**DATA FOR THIS EXERCISE:**
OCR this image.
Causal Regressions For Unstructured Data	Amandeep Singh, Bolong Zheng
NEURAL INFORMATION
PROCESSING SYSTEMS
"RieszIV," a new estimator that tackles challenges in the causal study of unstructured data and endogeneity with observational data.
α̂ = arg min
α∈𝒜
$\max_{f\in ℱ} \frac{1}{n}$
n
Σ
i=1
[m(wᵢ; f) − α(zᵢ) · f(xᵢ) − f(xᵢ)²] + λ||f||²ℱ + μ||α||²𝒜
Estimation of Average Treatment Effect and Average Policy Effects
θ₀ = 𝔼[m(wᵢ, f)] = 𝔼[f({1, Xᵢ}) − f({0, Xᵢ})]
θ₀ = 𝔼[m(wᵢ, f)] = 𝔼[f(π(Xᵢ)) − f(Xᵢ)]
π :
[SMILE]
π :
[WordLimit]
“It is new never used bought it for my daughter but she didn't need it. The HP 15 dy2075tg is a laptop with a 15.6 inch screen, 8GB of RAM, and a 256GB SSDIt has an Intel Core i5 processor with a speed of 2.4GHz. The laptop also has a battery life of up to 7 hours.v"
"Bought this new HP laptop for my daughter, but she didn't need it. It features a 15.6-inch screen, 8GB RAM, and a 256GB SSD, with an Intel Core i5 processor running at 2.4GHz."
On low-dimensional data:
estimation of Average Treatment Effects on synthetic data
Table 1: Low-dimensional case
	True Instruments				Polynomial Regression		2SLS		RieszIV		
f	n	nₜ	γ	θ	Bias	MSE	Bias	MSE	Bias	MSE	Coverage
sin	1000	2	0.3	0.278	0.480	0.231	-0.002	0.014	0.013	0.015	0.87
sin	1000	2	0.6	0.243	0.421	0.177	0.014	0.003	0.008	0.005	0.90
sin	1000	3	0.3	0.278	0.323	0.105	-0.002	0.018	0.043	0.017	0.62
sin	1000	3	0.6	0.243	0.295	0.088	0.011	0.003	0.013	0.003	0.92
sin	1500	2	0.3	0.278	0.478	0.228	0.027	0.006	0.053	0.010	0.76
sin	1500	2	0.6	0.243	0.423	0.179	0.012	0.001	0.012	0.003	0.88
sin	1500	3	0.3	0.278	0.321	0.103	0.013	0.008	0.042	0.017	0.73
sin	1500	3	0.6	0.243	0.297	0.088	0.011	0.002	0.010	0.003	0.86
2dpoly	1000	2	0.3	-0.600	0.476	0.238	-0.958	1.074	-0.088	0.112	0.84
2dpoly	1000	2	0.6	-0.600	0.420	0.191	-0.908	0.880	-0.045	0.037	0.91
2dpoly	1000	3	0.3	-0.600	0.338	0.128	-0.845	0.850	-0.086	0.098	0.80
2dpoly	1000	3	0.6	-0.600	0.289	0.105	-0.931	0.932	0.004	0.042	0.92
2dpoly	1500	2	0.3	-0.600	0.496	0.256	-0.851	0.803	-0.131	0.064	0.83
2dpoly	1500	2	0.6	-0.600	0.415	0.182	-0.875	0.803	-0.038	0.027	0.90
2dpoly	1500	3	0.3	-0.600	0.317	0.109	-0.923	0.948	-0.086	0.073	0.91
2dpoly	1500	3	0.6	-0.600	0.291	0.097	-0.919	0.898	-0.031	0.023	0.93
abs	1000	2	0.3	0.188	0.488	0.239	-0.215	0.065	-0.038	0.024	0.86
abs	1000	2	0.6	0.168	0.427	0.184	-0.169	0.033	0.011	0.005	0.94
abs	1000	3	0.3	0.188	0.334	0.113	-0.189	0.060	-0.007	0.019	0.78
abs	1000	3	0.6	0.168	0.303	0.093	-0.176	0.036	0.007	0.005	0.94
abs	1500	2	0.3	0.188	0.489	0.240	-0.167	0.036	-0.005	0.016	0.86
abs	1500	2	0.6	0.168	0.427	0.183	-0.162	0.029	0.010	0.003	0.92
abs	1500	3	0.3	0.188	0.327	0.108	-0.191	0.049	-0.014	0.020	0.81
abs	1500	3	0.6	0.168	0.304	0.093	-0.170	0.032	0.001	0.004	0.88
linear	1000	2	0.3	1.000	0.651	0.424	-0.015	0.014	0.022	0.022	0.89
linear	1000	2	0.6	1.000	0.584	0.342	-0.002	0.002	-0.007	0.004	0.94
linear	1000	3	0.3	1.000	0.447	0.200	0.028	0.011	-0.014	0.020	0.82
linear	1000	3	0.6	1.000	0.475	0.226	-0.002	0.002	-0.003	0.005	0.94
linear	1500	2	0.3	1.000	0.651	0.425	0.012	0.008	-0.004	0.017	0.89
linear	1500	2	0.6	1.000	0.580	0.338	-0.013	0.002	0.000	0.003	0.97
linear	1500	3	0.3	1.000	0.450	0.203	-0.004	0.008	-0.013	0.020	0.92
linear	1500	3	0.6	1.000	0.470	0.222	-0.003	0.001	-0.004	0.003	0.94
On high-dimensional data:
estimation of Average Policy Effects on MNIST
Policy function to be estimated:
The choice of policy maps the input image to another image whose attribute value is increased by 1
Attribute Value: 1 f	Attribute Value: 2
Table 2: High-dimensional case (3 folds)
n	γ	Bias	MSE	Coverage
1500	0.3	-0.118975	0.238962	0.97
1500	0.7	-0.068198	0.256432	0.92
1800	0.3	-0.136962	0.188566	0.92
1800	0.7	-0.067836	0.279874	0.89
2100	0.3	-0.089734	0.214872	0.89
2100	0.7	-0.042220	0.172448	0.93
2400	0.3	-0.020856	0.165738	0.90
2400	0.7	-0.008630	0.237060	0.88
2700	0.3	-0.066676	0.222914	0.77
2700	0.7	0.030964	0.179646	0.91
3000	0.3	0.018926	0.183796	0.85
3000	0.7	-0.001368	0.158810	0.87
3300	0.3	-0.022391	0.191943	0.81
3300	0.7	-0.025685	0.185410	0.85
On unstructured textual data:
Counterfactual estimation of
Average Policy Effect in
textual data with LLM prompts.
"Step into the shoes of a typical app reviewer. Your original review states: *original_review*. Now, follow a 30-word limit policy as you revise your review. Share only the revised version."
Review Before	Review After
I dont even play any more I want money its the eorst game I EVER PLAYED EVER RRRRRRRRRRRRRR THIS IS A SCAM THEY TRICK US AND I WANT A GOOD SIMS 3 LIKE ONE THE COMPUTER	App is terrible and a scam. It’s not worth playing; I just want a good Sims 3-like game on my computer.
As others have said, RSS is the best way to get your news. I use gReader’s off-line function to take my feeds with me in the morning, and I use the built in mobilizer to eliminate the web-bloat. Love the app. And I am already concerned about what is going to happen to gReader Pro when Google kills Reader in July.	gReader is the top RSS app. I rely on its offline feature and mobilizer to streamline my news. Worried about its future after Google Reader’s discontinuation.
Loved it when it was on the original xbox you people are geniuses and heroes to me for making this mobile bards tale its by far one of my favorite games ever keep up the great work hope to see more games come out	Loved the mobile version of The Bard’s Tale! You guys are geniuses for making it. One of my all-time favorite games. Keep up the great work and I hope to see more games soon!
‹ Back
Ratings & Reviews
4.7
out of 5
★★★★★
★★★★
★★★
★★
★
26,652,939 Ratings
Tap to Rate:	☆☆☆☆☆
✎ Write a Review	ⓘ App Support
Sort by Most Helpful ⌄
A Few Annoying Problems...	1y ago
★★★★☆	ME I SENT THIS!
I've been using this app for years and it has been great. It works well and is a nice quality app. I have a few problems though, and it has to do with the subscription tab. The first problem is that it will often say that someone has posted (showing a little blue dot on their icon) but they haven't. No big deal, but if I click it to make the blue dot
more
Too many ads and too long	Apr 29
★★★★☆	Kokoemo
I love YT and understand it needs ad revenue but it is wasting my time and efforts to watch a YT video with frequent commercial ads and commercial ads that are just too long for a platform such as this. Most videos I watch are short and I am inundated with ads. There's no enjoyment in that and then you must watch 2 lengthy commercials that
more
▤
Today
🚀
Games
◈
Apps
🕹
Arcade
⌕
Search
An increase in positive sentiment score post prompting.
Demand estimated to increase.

**EXERCISE BRIEF:** What is the number of lines in the data above that include the word "dimensional"? Answer with that number only.

**ANSWER:** 4